The exercise: Check each line of the records below and collect those holding "face".
## Begin Material provided
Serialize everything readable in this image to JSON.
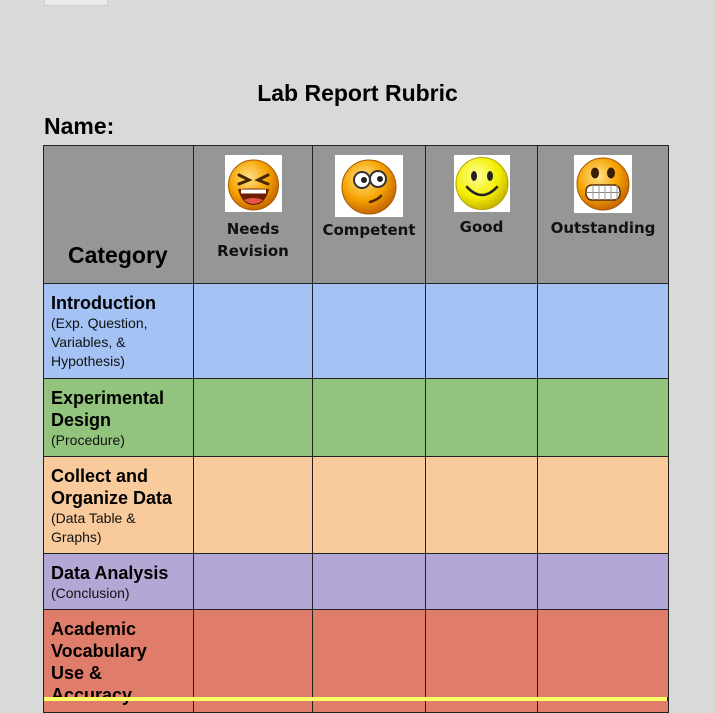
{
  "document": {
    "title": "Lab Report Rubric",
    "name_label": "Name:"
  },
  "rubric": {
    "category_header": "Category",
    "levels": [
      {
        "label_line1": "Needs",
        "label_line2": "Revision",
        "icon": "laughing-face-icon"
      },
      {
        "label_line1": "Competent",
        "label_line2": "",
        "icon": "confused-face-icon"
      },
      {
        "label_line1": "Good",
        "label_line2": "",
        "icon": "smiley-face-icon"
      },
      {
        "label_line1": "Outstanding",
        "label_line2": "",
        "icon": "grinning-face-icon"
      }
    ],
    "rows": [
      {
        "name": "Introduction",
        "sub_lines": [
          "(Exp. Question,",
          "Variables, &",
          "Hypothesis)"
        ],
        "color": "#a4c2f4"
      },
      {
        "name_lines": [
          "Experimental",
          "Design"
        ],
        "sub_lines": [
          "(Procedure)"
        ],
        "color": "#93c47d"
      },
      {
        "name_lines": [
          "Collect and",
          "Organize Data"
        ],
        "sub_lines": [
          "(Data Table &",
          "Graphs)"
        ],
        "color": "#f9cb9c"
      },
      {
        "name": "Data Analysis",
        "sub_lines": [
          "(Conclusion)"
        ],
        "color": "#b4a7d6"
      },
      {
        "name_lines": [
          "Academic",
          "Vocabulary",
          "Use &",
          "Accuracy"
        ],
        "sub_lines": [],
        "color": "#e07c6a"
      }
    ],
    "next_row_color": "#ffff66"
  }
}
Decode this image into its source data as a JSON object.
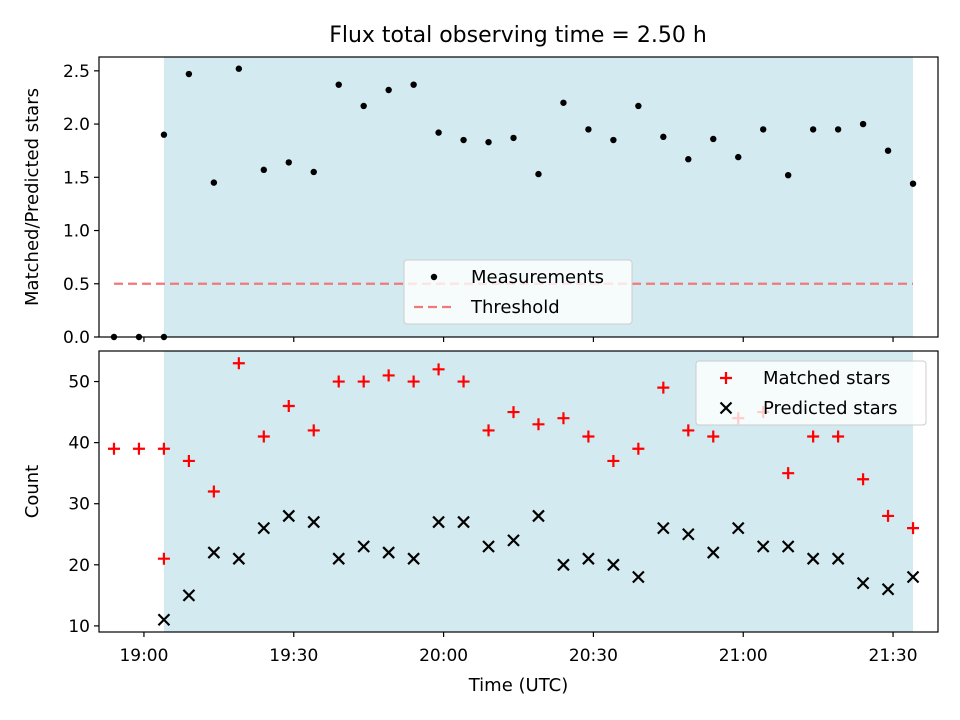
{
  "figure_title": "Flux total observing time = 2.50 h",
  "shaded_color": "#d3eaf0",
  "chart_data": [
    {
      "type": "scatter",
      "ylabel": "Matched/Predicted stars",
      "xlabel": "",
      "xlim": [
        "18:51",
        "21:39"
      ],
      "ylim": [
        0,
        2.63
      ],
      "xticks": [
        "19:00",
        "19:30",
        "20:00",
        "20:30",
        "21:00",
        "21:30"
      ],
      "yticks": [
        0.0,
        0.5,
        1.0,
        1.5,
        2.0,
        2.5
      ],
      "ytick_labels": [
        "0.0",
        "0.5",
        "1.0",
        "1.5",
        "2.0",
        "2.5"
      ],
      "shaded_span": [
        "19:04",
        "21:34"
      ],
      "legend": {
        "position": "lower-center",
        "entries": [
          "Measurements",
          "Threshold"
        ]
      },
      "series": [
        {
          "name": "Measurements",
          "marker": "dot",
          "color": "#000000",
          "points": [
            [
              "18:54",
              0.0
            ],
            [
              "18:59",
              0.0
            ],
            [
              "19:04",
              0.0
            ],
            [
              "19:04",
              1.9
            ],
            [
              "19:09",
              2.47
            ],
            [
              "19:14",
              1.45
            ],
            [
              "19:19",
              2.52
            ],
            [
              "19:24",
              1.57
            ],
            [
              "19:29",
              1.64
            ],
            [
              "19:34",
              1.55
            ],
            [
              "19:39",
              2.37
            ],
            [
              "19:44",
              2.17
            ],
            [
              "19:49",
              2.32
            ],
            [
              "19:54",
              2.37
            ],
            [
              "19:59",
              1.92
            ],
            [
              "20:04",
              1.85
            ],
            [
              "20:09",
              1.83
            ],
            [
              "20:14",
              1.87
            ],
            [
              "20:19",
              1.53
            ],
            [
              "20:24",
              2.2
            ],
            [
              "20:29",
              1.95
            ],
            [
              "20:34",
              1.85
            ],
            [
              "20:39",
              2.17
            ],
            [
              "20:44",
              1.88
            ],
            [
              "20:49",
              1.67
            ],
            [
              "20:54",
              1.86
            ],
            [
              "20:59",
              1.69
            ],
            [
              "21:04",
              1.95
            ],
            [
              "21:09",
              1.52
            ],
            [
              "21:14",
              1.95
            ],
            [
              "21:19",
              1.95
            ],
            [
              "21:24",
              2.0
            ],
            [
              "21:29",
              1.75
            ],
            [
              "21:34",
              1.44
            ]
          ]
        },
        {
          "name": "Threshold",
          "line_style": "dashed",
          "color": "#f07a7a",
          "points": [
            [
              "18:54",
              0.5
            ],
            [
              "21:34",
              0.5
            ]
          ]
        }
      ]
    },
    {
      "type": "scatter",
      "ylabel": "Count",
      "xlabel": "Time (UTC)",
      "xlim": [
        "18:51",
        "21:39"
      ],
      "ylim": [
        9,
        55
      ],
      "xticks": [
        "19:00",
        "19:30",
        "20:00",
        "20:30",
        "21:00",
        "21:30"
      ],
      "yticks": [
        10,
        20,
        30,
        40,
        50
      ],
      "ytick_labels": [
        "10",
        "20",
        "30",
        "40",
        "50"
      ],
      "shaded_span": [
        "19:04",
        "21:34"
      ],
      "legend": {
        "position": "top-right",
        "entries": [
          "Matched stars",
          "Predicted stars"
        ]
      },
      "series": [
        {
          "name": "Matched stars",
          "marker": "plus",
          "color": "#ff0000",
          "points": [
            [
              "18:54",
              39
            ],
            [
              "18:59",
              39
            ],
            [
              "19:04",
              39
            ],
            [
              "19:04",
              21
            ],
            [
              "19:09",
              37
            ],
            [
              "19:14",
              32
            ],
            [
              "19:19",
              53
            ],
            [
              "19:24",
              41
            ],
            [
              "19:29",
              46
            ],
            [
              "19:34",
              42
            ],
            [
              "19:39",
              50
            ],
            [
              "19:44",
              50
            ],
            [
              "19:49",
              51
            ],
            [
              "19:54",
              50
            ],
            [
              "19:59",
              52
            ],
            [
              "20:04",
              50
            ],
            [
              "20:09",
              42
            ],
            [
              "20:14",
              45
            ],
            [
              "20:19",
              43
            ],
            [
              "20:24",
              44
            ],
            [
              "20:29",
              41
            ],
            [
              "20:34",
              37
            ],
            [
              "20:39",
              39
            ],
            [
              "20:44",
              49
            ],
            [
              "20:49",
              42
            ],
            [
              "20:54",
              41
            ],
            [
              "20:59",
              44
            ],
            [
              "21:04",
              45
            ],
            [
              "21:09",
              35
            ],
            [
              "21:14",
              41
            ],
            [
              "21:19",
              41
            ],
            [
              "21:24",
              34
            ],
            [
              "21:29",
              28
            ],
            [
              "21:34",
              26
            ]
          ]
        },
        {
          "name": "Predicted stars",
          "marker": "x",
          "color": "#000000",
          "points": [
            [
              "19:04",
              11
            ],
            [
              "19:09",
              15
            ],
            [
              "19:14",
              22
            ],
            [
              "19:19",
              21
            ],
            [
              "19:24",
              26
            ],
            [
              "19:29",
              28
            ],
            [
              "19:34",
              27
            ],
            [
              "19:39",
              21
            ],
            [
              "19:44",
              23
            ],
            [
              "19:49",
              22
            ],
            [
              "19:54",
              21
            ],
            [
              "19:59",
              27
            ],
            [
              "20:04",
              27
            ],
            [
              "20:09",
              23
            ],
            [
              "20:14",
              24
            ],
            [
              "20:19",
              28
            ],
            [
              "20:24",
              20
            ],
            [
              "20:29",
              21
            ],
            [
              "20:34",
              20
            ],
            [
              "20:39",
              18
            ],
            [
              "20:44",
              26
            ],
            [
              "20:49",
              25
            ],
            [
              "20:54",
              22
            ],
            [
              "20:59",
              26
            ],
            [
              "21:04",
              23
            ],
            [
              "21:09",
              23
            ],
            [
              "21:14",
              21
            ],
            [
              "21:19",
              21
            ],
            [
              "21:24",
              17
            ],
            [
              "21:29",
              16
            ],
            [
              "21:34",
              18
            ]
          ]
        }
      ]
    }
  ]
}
## End Material provided
Response:
        "icon": "laughing-face-icon"
        "icon": "confused-face-icon"
        "icon": "smiley-face-icon"
        "icon": "grinning-face-icon"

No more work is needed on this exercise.